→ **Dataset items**
::::::::
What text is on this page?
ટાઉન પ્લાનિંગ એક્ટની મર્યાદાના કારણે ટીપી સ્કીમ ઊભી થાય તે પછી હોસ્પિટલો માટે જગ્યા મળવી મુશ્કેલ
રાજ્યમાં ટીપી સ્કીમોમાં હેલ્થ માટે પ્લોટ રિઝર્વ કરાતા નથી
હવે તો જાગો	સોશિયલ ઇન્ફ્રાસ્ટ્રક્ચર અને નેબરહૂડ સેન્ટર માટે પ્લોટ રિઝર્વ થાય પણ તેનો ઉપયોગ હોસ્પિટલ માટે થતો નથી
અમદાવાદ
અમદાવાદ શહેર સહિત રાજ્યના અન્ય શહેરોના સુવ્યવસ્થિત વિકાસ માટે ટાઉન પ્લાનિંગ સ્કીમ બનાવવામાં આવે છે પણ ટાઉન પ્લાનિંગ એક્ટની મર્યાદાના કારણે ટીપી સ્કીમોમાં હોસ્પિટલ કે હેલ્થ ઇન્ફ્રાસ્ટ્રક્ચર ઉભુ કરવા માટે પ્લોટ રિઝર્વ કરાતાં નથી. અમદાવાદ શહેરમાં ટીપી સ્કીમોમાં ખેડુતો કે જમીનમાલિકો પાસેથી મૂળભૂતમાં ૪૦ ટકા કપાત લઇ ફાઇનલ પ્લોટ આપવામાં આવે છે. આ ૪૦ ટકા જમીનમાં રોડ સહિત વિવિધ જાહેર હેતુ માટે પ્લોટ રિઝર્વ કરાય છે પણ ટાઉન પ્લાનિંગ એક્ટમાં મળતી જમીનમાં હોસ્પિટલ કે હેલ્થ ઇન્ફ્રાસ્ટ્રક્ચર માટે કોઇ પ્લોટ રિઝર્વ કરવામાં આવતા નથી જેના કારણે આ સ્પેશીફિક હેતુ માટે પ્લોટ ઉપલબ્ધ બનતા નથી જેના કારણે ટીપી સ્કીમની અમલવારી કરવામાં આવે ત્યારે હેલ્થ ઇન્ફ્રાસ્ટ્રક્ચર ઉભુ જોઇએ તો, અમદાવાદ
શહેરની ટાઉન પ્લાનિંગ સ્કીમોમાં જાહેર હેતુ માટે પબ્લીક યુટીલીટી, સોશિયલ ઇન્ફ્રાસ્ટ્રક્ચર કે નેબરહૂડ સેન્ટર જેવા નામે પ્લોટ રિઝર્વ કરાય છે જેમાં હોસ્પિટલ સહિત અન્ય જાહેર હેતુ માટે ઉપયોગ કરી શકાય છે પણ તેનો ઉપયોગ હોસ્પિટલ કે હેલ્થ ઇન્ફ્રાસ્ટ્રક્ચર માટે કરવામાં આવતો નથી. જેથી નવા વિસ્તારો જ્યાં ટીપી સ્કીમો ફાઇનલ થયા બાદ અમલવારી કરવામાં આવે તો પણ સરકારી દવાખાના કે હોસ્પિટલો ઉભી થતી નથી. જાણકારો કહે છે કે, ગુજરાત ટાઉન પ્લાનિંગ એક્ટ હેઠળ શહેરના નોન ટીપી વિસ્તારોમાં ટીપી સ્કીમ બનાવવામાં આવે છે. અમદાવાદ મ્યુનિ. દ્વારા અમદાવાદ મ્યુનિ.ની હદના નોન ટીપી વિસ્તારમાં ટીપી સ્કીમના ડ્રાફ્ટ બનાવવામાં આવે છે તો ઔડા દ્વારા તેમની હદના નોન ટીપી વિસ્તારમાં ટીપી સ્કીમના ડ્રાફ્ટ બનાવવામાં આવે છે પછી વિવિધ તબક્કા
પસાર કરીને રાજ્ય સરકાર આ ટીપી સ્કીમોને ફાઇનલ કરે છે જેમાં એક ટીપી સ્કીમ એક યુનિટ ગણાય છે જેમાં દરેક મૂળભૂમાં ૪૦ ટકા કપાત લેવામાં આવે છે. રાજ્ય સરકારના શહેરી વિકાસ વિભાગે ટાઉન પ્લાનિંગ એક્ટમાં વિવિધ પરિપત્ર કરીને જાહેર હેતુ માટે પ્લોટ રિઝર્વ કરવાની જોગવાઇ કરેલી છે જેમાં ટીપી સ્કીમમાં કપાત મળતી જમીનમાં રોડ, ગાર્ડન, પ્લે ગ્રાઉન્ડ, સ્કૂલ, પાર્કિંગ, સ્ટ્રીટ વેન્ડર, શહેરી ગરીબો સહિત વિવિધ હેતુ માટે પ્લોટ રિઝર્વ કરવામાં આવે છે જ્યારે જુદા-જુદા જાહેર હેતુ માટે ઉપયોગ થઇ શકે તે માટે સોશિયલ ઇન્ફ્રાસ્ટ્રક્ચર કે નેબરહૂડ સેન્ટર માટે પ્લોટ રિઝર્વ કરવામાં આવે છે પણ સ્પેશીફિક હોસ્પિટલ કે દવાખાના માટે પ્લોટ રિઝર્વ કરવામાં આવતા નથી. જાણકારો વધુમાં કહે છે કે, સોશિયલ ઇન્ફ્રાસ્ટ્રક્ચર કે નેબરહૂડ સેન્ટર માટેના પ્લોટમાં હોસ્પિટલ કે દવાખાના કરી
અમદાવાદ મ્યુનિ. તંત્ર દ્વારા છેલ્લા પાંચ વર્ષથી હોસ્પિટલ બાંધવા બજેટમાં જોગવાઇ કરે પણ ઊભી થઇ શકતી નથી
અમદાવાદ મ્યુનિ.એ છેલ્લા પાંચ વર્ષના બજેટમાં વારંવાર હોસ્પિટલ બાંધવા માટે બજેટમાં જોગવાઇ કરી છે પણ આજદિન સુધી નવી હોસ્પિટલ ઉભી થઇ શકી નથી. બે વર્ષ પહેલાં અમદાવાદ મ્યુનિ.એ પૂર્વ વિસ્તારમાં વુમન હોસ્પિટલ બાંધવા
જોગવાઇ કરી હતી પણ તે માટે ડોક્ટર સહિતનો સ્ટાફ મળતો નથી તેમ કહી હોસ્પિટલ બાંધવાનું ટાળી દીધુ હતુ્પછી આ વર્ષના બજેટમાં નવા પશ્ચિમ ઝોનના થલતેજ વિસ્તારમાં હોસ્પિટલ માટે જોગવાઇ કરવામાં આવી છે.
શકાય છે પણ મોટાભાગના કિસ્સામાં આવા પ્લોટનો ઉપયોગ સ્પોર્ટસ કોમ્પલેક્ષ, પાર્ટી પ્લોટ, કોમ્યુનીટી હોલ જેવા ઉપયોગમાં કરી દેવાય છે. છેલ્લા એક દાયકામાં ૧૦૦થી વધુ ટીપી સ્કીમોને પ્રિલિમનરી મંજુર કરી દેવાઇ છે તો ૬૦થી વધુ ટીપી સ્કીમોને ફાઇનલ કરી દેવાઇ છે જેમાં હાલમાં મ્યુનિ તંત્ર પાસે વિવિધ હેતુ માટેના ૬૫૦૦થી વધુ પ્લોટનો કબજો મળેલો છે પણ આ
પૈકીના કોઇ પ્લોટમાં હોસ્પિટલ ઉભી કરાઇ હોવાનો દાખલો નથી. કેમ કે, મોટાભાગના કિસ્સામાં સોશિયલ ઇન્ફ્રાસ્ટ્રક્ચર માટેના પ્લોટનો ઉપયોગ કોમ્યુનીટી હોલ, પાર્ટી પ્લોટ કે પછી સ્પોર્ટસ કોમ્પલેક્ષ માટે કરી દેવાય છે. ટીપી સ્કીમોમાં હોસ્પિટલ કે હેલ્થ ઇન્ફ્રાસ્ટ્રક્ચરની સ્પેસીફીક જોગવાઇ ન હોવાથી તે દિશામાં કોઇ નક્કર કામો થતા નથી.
::::::::
Quote each line of the data above exactly as written.

→ **THE REPLY**
What text is on this page?
ટાઉન પ્લાનિંગ એક્ટની મર્યાદાના કારણે ટીપી સ્કીમ ઊભી થાય તે પછી હોસ્પિટલો માટે જગ્યા મળવી મુશ્કેલ
રાજ્યમાં ટીપી સ્કીમોમાં હેલ્થ માટે પ્લોટ રિઝર્વ કરાતા નથી
હવે તો જાગો	સોશિયલ ઇન્ફ્રાસ્ટ્રક્ચર અને નેબરહૂડ સેન્ટર માટે પ્લોટ રિઝર્વ થાય પણ તેનો ઉપયોગ હોસ્પિટલ માટે થતો નથી
અમદાવાદ
અમદાવાદ શહેર સહિત રાજ્યના અન્ય શહેરોના સુવ્યવસ્થિત વિકાસ માટે ટાઉન પ્લાનિંગ સ્કીમ બનાવવામાં આવે છે પણ ટાઉન પ્લાનિંગ એક્ટની મર્યાદાના કારણે ટીપી સ્કીમોમાં હોસ્પિટલ કે હેલ્થ ઇન્ફ્રાસ્ટ્રક્ચર ઉભુ કરવા માટે પ્લોટ રિઝર્વ કરાતાં નથી. અમદાવાદ શહેરમાં ટીપી સ્કીમોમાં ખેડુતો કે જમીનમાલિકો પાસેથી મૂળભૂતમાં ૪૦ ટકા કપાત લઇ ફાઇનલ પ્લોટ આપવામાં આવે છે. આ ૪૦ ટકા જમીનમાં રોડ સહિત વિવિધ જાહેર હેતુ માટે પ્લોટ રિઝર્વ કરાય છે પણ ટાઉન પ્લાનિંગ એક્ટમાં મળતી જમીનમાં હોસ્પિટલ કે હેલ્થ ઇન્ફ્રાસ્ટ્રક્ચર માટે કોઇ પ્લોટ રિઝર્વ કરવામાં આવતા નથી જેના કારણે આ સ્પેશીફિક હેતુ માટે પ્લોટ ઉપલબ્ધ બનતા નથી જેના કારણે ટીપી સ્કીમની અમલવારી કરવામાં આવે ત્યારે હેલ્થ ઇન્ફ્રાસ્ટ્રક્ચર ઉભુ જોઇએ તો, અમદાવાદ
શહેરની ટાઉન પ્લાનિંગ સ્કીમોમાં જાહેર હેતુ માટે પબ્લીક યુટીલીટી, સોશિયલ ઇન્ફ્રાસ્ટ્રક્ચર કે નેબરહૂડ સેન્ટર જેવા નામે પ્લોટ રિઝર્વ કરાય છે જેમાં હોસ્પિટલ સહિત અન્ય જાહેર હેતુ માટે ઉપયોગ કરી શકાય છે પણ તેનો ઉપયોગ હોસ્પિટલ કે હેલ્થ ઇન્ફ્રાસ્ટ્રક્ચર માટે કરવામાં આવતો નથી. જેથી નવા વિસ્તારો જ્યાં ટીપી સ્કીમો ફાઇનલ થયા બાદ અમલવારી કરવામાં આવે તો પણ સરકારી દવાખાના કે હોસ્પિટલો ઉભી થતી નથી. જાણકારો કહે છે કે, ગુજરાત ટાઉન પ્લાનિંગ એક્ટ હેઠળ શહેરના નોન ટીપી વિસ્તારોમાં ટીપી સ્કીમ બનાવવામાં આવે છે. અમદાવાદ મ્યુનિ. દ્વારા અમદાવાદ મ્યુનિ.ની હદના નોન ટીપી વિસ્તારમાં ટીપી સ્કીમના ડ્રાફ્ટ બનાવવામાં આવે છે તો ઔડા દ્વારા તેમની હદના નોન ટીપી વિસ્તારમાં ટીપી સ્કીમના ડ્રાફ્ટ બનાવવામાં આવે છે પછી વિવિધ તબક્કા
પસાર કરીને રાજ્ય સરકાર આ ટીપી સ્કીમોને ફાઇનલ કરે છે જેમાં એક ટીપી સ્કીમ એક યુનિટ ગણાય છે જેમાં દરેક મૂળભૂમાં ૪૦ ટકા કપાત લેવામાં આવે છે. રાજ્ય સરકારના શહેરી વિકાસ વિભાગે ટાઉન પ્લાનિંગ એક્ટમાં વિવિધ પરિપત્ર કરીને જાહેર હેતુ માટે પ્લોટ રિઝર્વ કરવાની જોગવાઇ કરેલી છે જેમાં ટીપી સ્કીમમાં કપાત મળતી જમીનમાં રોડ, ગાર્ડન, પ્લે ગ્રાઉન્ડ, સ્કૂલ, પાર્કિંગ, સ્ટ્રીટ વેન્ડર, શહેરી ગરીબો સહિત વિવિધ હેતુ માટે પ્લોટ રિઝર્વ કરવામાં આવે છે જ્યારે જુદા-જુદા જાહેર હેતુ માટે ઉપયોગ થઇ શકે તે માટે સોશિયલ ઇન્ફ્રાસ્ટ્રક્ચર કે નેબરહૂડ સેન્ટર માટે પ્લોટ રિઝર્વ કરવામાં આવે છે પણ સ્પેશીફિક હોસ્પિટલ કે દવાખાના માટે પ્લોટ રિઝર્વ કરવામાં આવતા નથી. જાણકારો વધુમાં કહે છે કે, સોશિયલ ઇન્ફ્રાસ્ટ્રક્ચર કે નેબરહૂડ સેન્ટર માટેના પ્લોટમાં હોસ્પિટલ કે દવાખાના કરી
અમદાવાદ મ્યુનિ. તંત્ર દ્વારા છેલ્લા પાંચ વર્ષથી હોસ્પિટલ બાંધવા બજેટમાં જોગવાઇ કરે પણ ઊભી થઇ શકતી નથી
અમદાવાદ મ્યુનિ.એ છેલ્લા પાંચ વર્ષના બજેટમાં વારંવાર હોસ્પિટલ બાંધવા માટે બજેટમાં જોગવાઇ કરી છે પણ આજદિન સુધી નવી હોસ્પિટલ ઉભી થઇ શકી નથી. બે વર્ષ પહેલાં અમદાવાદ મ્યુનિ.એ પૂર્વ વિસ્તારમાં વુમન હોસ્પિટલ બાંધવા
જોગવાઇ કરી હતી પણ તે માટે ડોક્ટર સહિતનો સ્ટાફ મળતો નથી તેમ કહી હોસ્પિટલ બાંધવાનું ટાળી દીધુ હતુ્પછી આ વર્ષના બજેટમાં નવા પશ્ચિમ ઝોનના થલતેજ વિસ્તારમાં હોસ્પિટલ માટે જોગવાઇ કરવામાં આવી છે.
શકાય છે પણ મોટાભાગના કિસ્સામાં આવા પ્લોટનો ઉપયોગ સ્પોર્ટસ કોમ્પલેક્ષ, પાર્ટી પ્લોટ, કોમ્યુનીટી હોલ જેવા ઉપયોગમાં કરી દેવાય છે. છેલ્લા એક દાયકામાં ૧૦૦થી વધુ ટીપી સ્કીમોને પ્રિલિમનરી મંજુર કરી દેવાઇ છે તો ૬૦થી વધુ ટીપી સ્કીમોને ફાઇનલ કરી દેવાઇ છે જેમાં હાલમાં મ્યુનિ તંત્ર પાસે વિવિધ હેતુ માટેના ૬૫૦૦થી વધુ પ્લોટનો કબજો મળેલો છે પણ આ
પૈકીના કોઇ પ્લોટમાં હોસ્પિટલ ઉભી કરાઇ હોવાનો દાખલો નથી. કેમ કે, મોટાભાગના કિસ્સામાં સોશિયલ ઇન્ફ્રાસ્ટ્રક્ચર માટેના પ્લોટનો ઉપયોગ કોમ્યુનીટી હોલ, પાર્ટી પ્લોટ કે પછી સ્પોર્ટસ કોમ્પલેક્ષ માટે કરી દેવાય છે. ટીપી સ્કીમોમાં હોસ્પિટલ કે હેલ્થ ઇન્ફ્રાસ્ટ્રક્ચરની સ્પેસીફીક જોગવાઇ ન હોવાથી તે દિશામાં કોઇ નક્કર કામો થતા નથી.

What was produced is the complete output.